EXERCISE. Could you repeat the records below exactly, leaving out any pictures?

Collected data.
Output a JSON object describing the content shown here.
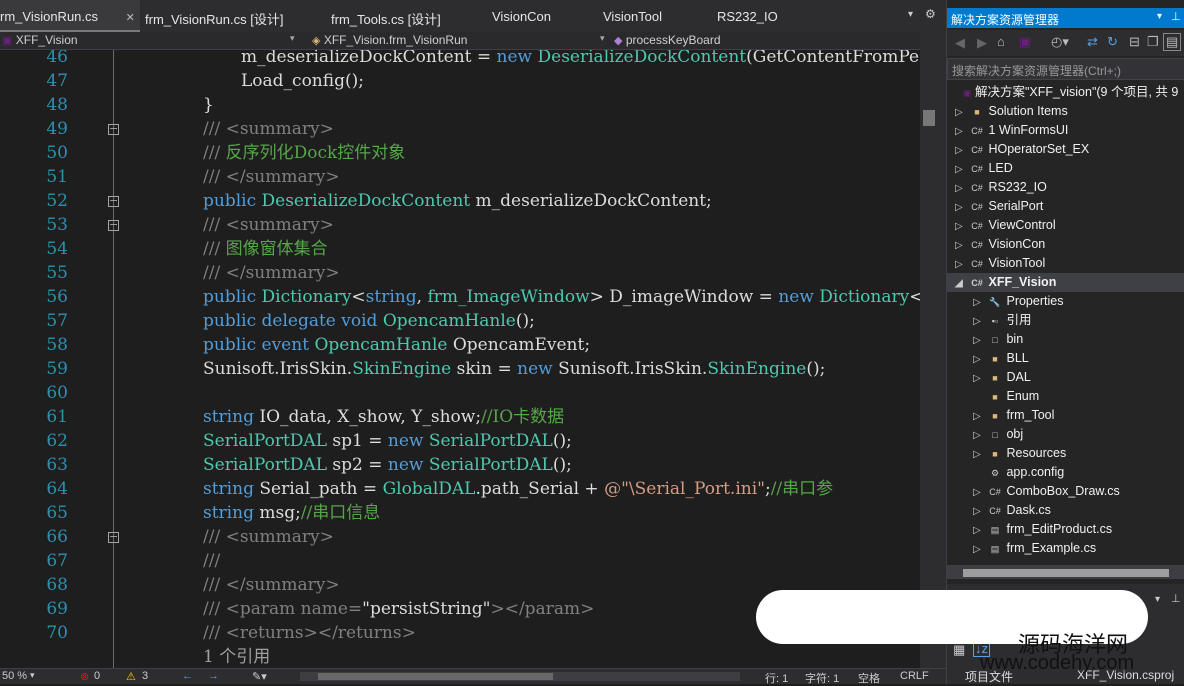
{
  "tabs": [
    {
      "label": "rm_VisionRun.cs",
      "active": true,
      "close": "✕"
    },
    {
      "label": "frm_VisionRun.cs [设计]"
    },
    {
      "label": "frm_Tools.cs [设计]"
    },
    {
      "label": "VisionCon"
    },
    {
      "label": "VisionTool"
    },
    {
      "label": "RS232_IO"
    }
  ],
  "nav": {
    "project": "XFF_Vision",
    "class": "XFF_Vision.frm_VisionRun",
    "member": "processKeyBoard"
  },
  "line_numbers": [
    "46",
    "47",
    "48",
    "49",
    "50",
    "51",
    "52",
    "53",
    "54",
    "55",
    "56",
    "57",
    "58",
    "59",
    "60",
    "61",
    "62",
    "63",
    "64",
    "65",
    "66",
    "67",
    "68",
    "69",
    "70"
  ],
  "code": {
    "l46": [
      "m_deserializeDockContent = ",
      "new",
      " ",
      "DeserializeDockContent",
      "(GetContentFromPe"
    ],
    "l47": "Load_config();",
    "l48": "}",
    "l49": [
      "///",
      " <summary>"
    ],
    "l50": [
      "///",
      " 反序列化Dock控件对象"
    ],
    "l51": [
      "///",
      " </summary>"
    ],
    "l52": [
      "public",
      " ",
      "DeserializeDockContent",
      " m_deserializeDockContent;"
    ],
    "l53": [
      "///",
      " <summary>"
    ],
    "l54": [
      "///",
      " 图像窗体集合"
    ],
    "l55": [
      "///",
      " </summary>"
    ],
    "l56": [
      "public",
      " ",
      "Dictionary",
      "<",
      "string",
      ", ",
      "frm_ImageWindow",
      "> D_imageWindow = ",
      "new",
      " ",
      "Dictionary",
      "<"
    ],
    "l57": [
      "public",
      " ",
      "delegate",
      " ",
      "void",
      " ",
      "OpencamHanle",
      "();"
    ],
    "l58": [
      "public",
      " ",
      "event",
      " ",
      "OpencamHanle",
      " OpencamEvent;"
    ],
    "l59": [
      "Sunisoft.IrisSkin.",
      "SkinEngine",
      " skin = ",
      "new",
      " Sunisoft.IrisSkin.",
      "SkinEngine",
      "();"
    ],
    "l61": [
      "string",
      " IO_data, X_show, Y_show;",
      "//IO卡数据"
    ],
    "l62": [
      "SerialPortDAL",
      " sp1 = ",
      "new",
      " ",
      "SerialPortDAL",
      "();"
    ],
    "l63": [
      "SerialPortDAL",
      " sp2 = ",
      "new",
      " ",
      "SerialPortDAL",
      "();"
    ],
    "l64": [
      "string",
      " Serial_path = ",
      "GlobalDAL",
      ".path_Serial + ",
      "@\"\\Serial_Port.ini\"",
      ";",
      "//串口参"
    ],
    "l65": [
      "string",
      " msg;",
      "//串口信息"
    ],
    "l66": [
      "///",
      " <summary>"
    ],
    "l67": "///",
    "l68": [
      "///",
      " </summary>"
    ],
    "l69": [
      "///",
      " <param name=",
      "\"persistString\"",
      "></param>"
    ],
    "l70": [
      "///",
      " <returns></returns>"
    ],
    "ref": "1 个引用"
  },
  "status": {
    "zoom": "50 %",
    "errors": "0",
    "warnings": "3",
    "row": "行: 1",
    "char": "字符: 1",
    "space": "空格",
    "eol": "CRLF"
  },
  "panel": {
    "title": "解决方案资源管理器",
    "search_placeholder": "搜索解决方案资源管理器(Ctrl+;)",
    "tree": [
      {
        "label": "解决方案\"XFF_vision\"(9 个项目, 共 9",
        "icon": "solution",
        "depth": 0
      },
      {
        "label": "Solution Items",
        "icon": "folder",
        "depth": 1
      },
      {
        "label": "1 WinFormsUI",
        "icon": "csproj",
        "depth": 1
      },
      {
        "label": "HOperatorSet_EX",
        "icon": "csproj",
        "depth": 1
      },
      {
        "label": "LED",
        "icon": "csproj",
        "depth": 1
      },
      {
        "label": "RS232_IO",
        "icon": "csproj",
        "depth": 1
      },
      {
        "label": "SerialPort",
        "icon": "csproj",
        "depth": 1
      },
      {
        "label": "ViewControl",
        "icon": "csproj",
        "depth": 1
      },
      {
        "label": "VisionCon",
        "icon": "csproj",
        "depth": 1
      },
      {
        "label": "VisionTool",
        "icon": "csproj",
        "depth": 1
      },
      {
        "label": "XFF_Vision",
        "icon": "csproj",
        "depth": 1,
        "selected": true
      },
      {
        "label": "Properties",
        "icon": "wrench",
        "depth": 2
      },
      {
        "label": "引用",
        "icon": "refs",
        "depth": 2
      },
      {
        "label": "bin",
        "icon": "folder-dashed",
        "depth": 2
      },
      {
        "label": "BLL",
        "icon": "folder",
        "depth": 2
      },
      {
        "label": "DAL",
        "icon": "folder",
        "depth": 2
      },
      {
        "label": "Enum",
        "icon": "folder",
        "depth": 2
      },
      {
        "label": "frm_Tool",
        "icon": "folder",
        "depth": 2
      },
      {
        "label": "obj",
        "icon": "folder-dashed",
        "depth": 2
      },
      {
        "label": "Resources",
        "icon": "folder",
        "depth": 2
      },
      {
        "label": "app.config",
        "icon": "config",
        "depth": 2
      },
      {
        "label": "ComboBox_Draw.cs",
        "icon": "cs",
        "depth": 2
      },
      {
        "label": "Dask.cs",
        "icon": "cs",
        "depth": 2
      },
      {
        "label": "frm_EditProduct.cs",
        "icon": "form",
        "depth": 2
      },
      {
        "label": "frm_Example.cs",
        "icon": "form",
        "depth": 2
      }
    ],
    "bottom_label": "项目文件",
    "bottom_file": "XFF_Vision.csproj"
  },
  "watermark": {
    "line1": "源码海洋网",
    "line2": "www.codehy.com"
  },
  "colors": {
    "keyword": "#569cd6",
    "type": "#4ec9b0",
    "comment": "#57a64a",
    "xmldoc": "#808080",
    "string": "#d69d85",
    "line_number": "#2b91af",
    "accent": "#007acc"
  }
}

EXERCISE OUTPUT.
Output a JSON object describing the content shown here.
{
  "tabs": [
    {
      "label": "rm_VisionRun.cs",
      "active": true,
      "close": "✕"
    },
    {
      "label": "frm_VisionRun.cs [设计]"
    },
    {
      "label": "frm_Tools.cs [设计]"
    },
    {
      "label": "VisionCon"
    },
    {
      "label": "VisionTool"
    },
    {
      "label": "RS232_IO"
    }
  ],
  "nav": {
    "project": "XFF_Vision",
    "class": "XFF_Vision.frm_VisionRun",
    "member": "processKeyBoard"
  },
  "line_numbers": [
    "46",
    "47",
    "48",
    "49",
    "50",
    "51",
    "52",
    "53",
    "54",
    "55",
    "56",
    "57",
    "58",
    "59",
    "60",
    "61",
    "62",
    "63",
    "64",
    "65",
    "66",
    "67",
    "68",
    "69",
    "70"
  ],
  "code": {
    "l46": [
      "m_deserializeDockContent = ",
      "new",
      " ",
      "DeserializeDockContent",
      "(GetContentFromPe"
    ],
    "l47": "Load_config();",
    "l48": "}",
    "l49": [
      "///",
      " <summary>"
    ],
    "l50": [
      "///",
      " 反序列化Dock控件对象"
    ],
    "l51": [
      "///",
      " </summary>"
    ],
    "l52": [
      "public",
      " ",
      "DeserializeDockContent",
      " m_deserializeDockContent;"
    ],
    "l53": [
      "///",
      " <summary>"
    ],
    "l54": [
      "///",
      " 图像窗体集合"
    ],
    "l55": [
      "///",
      " </summary>"
    ],
    "l56": [
      "public",
      " ",
      "Dictionary",
      "<",
      "string",
      ", ",
      "frm_ImageWindow",
      "> D_imageWindow = ",
      "new",
      " ",
      "Dictionary",
      "<"
    ],
    "l57": [
      "public",
      " ",
      "delegate",
      " ",
      "void",
      " ",
      "OpencamHanle",
      "();"
    ],
    "l58": [
      "public",
      " ",
      "event",
      " ",
      "OpencamHanle",
      " OpencamEvent;"
    ],
    "l59": [
      "Sunisoft.IrisSkin.",
      "SkinEngine",
      " skin = ",
      "new",
      " Sunisoft.IrisSkin.",
      "SkinEngine",
      "();"
    ],
    "l61": [
      "string",
      " IO_data, X_show, Y_show;",
      "//IO卡数据"
    ],
    "l62": [
      "SerialPortDAL",
      " sp1 = ",
      "new",
      " ",
      "SerialPortDAL",
      "();"
    ],
    "l63": [
      "SerialPortDAL",
      " sp2 = ",
      "new",
      " ",
      "SerialPortDAL",
      "();"
    ],
    "l64": [
      "string",
      " Serial_path = ",
      "GlobalDAL",
      ".path_Serial + ",
      "@\"\\Serial_Port.ini\"",
      ";",
      "//串口参"
    ],
    "l65": [
      "string",
      " msg;",
      "//串口信息"
    ],
    "l66": [
      "///",
      " <summary>"
    ],
    "l67": "///",
    "l68": [
      "///",
      " </summary>"
    ],
    "l69": [
      "///",
      " <param name=",
      "\"persistString\"",
      "></param>"
    ],
    "l70": [
      "///",
      " <returns></returns>"
    ],
    "ref": "1 个引用"
  },
  "status": {
    "zoom": "50 %",
    "errors": "0",
    "warnings": "3",
    "row": "行: 1",
    "char": "字符: 1",
    "space": "空格",
    "eol": "CRLF"
  },
  "panel": {
    "title": "解决方案资源管理器",
    "search_placeholder": "搜索解决方案资源管理器(Ctrl+;)",
    "tree": [
      {
        "label": "解决方案\"XFF_vision\"(9 个项目, 共 9",
        "icon": "solution",
        "depth": 0
      },
      {
        "label": "Solution Items",
        "icon": "folder",
        "depth": 1
      },
      {
        "label": "1 WinFormsUI",
        "icon": "csproj",
        "depth": 1
      },
      {
        "label": "HOperatorSet_EX",
        "icon": "csproj",
        "depth": 1
      },
      {
        "label": "LED",
        "icon": "csproj",
        "depth": 1
      },
      {
        "label": "RS232_IO",
        "icon": "csproj",
        "depth": 1
      },
      {
        "label": "SerialPort",
        "icon": "csproj",
        "depth": 1
      },
      {
        "label": "ViewControl",
        "icon": "csproj",
        "depth": 1
      },
      {
        "label": "VisionCon",
        "icon": "csproj",
        "depth": 1
      },
      {
        "label": "VisionTool",
        "icon": "csproj",
        "depth": 1
      },
      {
        "label": "XFF_Vision",
        "icon": "csproj",
        "depth": 1,
        "selected": true
      },
      {
        "label": "Properties",
        "icon": "wrench",
        "depth": 2
      },
      {
        "label": "引用",
        "icon": "refs",
        "depth": 2
      },
      {
        "label": "bin",
        "icon": "folder-dashed",
        "depth": 2
      },
      {
        "label": "BLL",
        "icon": "folder",
        "depth": 2
      },
      {
        "label": "DAL",
        "icon": "folder",
        "depth": 2
      },
      {
        "label": "Enum",
        "icon": "folder",
        "depth": 2
      },
      {
        "label": "frm_Tool",
        "icon": "folder",
        "depth": 2
      },
      {
        "label": "obj",
        "icon": "folder-dashed",
        "depth": 2
      },
      {
        "label": "Resources",
        "icon": "folder",
        "depth": 2
      },
      {
        "label": "app.config",
        "icon": "config",
        "depth": 2
      },
      {
        "label": "ComboBox_Draw.cs",
        "icon": "cs",
        "depth": 2
      },
      {
        "label": "Dask.cs",
        "icon": "cs",
        "depth": 2
      },
      {
        "label": "frm_EditProduct.cs",
        "icon": "form",
        "depth": 2
      },
      {
        "label": "frm_Example.cs",
        "icon": "form",
        "depth": 2
      }
    ],
    "bottom_label": "项目文件",
    "bottom_file": "XFF_Vision.csproj"
  },
  "watermark": {
    "line1": "源码海洋网",
    "line2": "www.codehy.com"
  },
  "colors": {
    "keyword": "#569cd6",
    "type": "#4ec9b0",
    "comment": "#57a64a",
    "xmldoc": "#808080",
    "string": "#d69d85",
    "line_number": "#2b91af",
    "accent": "#007acc"
  }
}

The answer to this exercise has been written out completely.